## EXERCISE DIRECTIONS
Collect every line that includes the string "libc".

## GIVEN DATA
· · · · · · ·

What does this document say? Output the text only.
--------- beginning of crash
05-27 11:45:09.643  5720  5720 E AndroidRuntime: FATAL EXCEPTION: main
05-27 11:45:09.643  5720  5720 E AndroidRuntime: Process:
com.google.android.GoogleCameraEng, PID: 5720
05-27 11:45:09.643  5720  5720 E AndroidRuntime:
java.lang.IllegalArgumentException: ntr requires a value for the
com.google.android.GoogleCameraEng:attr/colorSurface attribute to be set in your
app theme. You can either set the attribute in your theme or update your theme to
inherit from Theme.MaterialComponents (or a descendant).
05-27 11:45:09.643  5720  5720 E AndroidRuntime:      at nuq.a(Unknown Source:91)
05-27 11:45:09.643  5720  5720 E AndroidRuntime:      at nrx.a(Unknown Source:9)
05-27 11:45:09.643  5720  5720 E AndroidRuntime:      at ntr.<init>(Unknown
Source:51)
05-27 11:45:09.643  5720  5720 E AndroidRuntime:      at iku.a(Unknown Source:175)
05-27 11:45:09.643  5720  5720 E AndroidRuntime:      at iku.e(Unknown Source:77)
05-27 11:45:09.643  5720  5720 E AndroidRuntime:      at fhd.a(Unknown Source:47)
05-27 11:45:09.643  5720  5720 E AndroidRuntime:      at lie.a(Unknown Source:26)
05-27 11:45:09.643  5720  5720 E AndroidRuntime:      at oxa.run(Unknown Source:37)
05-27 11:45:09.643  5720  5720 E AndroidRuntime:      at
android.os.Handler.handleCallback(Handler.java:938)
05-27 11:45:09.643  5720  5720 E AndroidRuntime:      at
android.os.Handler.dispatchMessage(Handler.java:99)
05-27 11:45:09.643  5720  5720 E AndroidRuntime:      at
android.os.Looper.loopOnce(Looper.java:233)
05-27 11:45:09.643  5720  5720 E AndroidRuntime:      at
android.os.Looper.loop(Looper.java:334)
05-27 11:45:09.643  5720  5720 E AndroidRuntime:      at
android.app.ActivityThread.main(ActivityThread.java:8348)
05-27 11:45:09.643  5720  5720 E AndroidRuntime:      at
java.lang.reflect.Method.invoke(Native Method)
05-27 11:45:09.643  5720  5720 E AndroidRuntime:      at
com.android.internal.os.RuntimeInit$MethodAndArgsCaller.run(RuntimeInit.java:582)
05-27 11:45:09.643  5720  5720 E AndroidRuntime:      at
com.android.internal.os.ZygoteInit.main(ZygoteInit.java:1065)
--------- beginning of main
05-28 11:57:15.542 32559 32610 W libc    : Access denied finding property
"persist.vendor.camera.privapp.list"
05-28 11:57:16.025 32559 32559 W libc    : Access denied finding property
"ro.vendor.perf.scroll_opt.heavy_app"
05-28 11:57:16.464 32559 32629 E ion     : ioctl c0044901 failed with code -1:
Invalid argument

· · · · · · ·

## RESPONSE
05-28 11:57:15.542 32559 32610 W libc    : Access denied finding property
05-28 11:57:16.025 32559 32559 W libc    : Access denied finding property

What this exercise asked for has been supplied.